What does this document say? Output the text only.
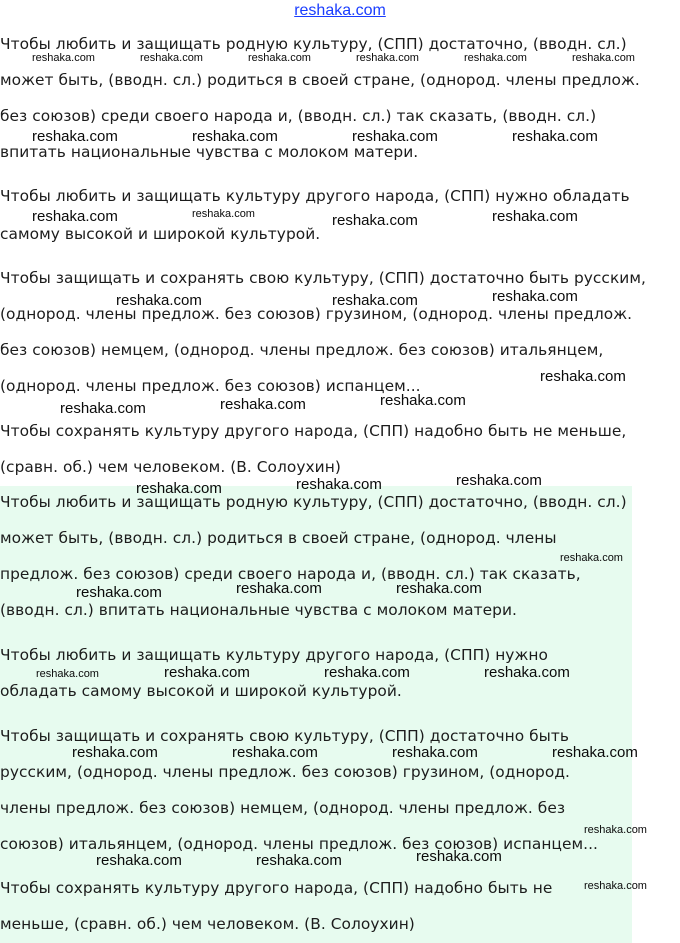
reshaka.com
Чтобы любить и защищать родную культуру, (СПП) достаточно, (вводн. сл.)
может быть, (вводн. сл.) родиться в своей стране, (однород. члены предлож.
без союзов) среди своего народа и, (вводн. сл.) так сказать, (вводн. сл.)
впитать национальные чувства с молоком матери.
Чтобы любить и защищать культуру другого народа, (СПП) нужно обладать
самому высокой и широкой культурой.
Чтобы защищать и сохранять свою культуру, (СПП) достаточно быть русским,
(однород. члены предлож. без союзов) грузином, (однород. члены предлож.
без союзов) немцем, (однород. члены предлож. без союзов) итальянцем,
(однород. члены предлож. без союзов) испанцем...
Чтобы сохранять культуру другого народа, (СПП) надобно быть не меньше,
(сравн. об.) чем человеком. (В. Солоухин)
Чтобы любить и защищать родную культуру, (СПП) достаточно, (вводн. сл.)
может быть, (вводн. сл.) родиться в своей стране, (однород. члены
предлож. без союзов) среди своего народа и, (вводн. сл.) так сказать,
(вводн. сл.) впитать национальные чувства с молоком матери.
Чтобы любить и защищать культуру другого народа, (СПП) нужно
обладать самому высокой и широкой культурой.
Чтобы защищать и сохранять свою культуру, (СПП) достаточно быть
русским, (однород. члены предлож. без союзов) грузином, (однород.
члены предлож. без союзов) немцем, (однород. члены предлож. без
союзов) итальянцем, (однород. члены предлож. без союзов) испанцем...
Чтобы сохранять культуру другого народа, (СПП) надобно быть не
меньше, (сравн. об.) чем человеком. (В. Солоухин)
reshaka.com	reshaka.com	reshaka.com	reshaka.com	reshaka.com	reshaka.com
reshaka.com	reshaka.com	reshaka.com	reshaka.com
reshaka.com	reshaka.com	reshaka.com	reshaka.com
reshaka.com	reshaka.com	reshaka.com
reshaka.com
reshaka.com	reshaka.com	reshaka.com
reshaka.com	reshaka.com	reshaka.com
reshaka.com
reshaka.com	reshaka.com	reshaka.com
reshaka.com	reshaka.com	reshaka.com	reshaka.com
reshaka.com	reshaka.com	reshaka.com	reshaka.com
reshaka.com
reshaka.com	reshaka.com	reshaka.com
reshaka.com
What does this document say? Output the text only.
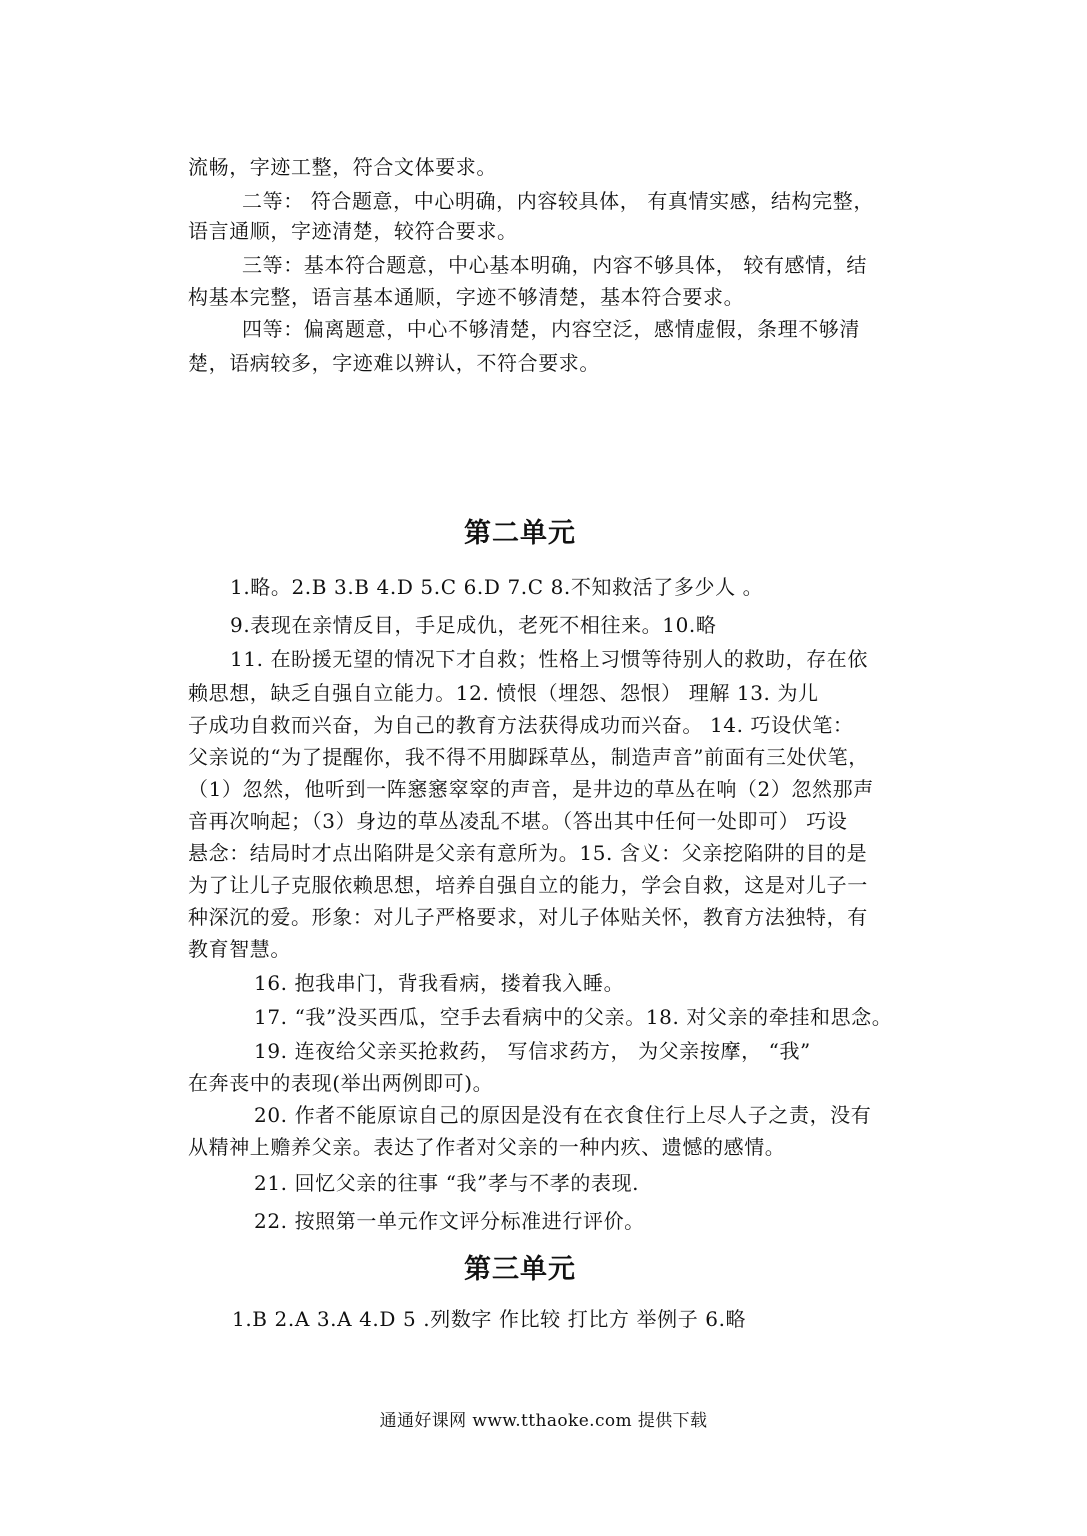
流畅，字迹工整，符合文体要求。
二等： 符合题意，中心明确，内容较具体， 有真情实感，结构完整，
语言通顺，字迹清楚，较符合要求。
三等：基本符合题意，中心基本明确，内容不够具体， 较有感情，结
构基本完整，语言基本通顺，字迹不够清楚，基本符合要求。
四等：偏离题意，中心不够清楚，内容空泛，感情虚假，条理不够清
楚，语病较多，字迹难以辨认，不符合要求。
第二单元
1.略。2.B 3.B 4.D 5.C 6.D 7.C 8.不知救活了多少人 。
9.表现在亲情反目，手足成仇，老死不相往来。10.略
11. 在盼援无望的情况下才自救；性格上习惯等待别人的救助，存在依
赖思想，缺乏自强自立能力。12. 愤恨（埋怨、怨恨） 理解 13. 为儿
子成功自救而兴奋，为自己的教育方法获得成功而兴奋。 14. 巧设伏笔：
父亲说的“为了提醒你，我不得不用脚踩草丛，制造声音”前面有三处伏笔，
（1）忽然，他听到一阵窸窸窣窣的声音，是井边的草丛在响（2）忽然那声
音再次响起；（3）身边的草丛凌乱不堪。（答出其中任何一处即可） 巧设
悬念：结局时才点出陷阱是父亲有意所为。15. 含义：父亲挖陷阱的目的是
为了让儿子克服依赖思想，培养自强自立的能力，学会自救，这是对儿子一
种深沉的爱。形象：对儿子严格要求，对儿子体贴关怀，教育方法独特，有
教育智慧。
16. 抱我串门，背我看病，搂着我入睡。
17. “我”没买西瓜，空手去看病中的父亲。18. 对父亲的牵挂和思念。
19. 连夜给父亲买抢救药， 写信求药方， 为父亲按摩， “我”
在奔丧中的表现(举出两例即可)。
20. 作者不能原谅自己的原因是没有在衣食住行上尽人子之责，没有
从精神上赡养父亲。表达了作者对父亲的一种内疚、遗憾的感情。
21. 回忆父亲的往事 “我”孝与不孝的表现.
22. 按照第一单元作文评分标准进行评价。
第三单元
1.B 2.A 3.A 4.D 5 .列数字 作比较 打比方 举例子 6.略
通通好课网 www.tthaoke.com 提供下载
________________
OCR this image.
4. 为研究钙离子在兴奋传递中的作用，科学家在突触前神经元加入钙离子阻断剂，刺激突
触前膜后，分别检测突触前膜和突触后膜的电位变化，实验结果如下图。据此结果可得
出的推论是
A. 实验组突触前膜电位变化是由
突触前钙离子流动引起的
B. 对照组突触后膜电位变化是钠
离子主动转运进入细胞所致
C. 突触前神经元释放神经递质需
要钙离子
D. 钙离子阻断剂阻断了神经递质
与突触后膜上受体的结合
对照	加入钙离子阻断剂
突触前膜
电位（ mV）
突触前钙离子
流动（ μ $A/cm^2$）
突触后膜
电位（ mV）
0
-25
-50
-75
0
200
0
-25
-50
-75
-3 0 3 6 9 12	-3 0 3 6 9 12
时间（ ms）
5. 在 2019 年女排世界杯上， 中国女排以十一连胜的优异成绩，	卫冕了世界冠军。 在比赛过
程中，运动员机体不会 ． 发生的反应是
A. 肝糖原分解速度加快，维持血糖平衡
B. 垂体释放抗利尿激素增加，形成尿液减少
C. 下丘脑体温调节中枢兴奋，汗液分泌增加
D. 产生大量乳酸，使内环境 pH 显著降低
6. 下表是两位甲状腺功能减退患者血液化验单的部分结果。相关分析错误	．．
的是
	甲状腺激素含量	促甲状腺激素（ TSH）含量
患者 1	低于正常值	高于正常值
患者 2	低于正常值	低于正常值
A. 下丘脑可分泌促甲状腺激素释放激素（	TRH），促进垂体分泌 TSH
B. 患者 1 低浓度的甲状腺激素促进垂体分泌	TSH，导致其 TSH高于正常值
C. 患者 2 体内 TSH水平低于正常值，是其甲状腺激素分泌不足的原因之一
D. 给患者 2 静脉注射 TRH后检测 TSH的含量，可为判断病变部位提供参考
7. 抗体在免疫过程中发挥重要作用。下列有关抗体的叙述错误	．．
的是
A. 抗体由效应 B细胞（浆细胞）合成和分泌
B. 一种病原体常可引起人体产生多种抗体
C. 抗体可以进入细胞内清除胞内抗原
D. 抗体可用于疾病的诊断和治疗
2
________________
Stated task: Read the entries above, then pull out the lines that include "сохранять".

Expected answer:
Чтобы защищать и сохранять свою культуру, (СПП) достаточно быть русским,
Чтобы сохранять культуру другого народа, (СПП) надобно быть не меньше,
Чтобы защищать и сохранять свою культуру, (СПП) достаточно быть
Чтобы сохранять культуру другого народа, (СПП) надобно быть не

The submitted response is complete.